Data items:
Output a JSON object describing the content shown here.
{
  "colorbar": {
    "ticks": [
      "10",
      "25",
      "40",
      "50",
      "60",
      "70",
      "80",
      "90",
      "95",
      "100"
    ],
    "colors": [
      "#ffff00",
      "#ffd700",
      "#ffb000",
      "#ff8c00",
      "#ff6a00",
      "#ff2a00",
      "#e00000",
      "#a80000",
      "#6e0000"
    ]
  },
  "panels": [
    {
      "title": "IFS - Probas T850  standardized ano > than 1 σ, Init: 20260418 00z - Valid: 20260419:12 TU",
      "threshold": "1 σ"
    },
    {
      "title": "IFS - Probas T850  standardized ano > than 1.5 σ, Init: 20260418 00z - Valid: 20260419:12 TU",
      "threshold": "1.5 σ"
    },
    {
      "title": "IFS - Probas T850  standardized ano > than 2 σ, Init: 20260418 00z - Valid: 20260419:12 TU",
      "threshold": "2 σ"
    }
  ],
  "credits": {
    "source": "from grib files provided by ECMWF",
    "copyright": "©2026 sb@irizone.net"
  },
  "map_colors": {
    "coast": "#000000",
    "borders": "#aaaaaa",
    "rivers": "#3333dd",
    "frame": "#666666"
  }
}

* **What you are asked to do**:
Reproduce every record, matching each line exactly.

* **Task output**:
Output a JSON object describing the content shown here.
{
  "colorbar": {
    "ticks": [
      "10",
      "25",
      "40",
      "50",
      "60",
      "70",
      "80",
      "90",
      "95",
      "100"
    ],
    "colors": [
      "#ffff00",
      "#ffd700",
      "#ffb000",
      "#ff8c00",
      "#ff6a00",
      "#ff2a00",
      "#e00000",
      "#a80000",
      "#6e0000"
    ]
  },
  "panels": [
    {
      "title": "IFS - Probas T850  standardized ano > than 1 σ, Init: 20260418 00z - Valid: 20260419:12 TU",
      "threshold": "1 σ"
    },
    {
      "title": "IFS - Probas T850  standardized ano > than 1.5 σ, Init: 20260418 00z - Valid: 20260419:12 TU",
      "threshold": "1.5 σ"
    },
    {
      "title": "IFS - Probas T850  standardized ano > than 2 σ, Init: 20260418 00z - Valid: 20260419:12 TU",
      "threshold": "2 σ"
    }
  ],
  "credits": {
    "source": "from grib files provided by ECMWF",
    "copyright": "©2026 sb@irizone.net"
  },
  "map_colors": {
    "coast": "#000000",
    "borders": "#aaaaaa",
    "rivers": "#3333dd",
    "frame": "#666666"
  }
}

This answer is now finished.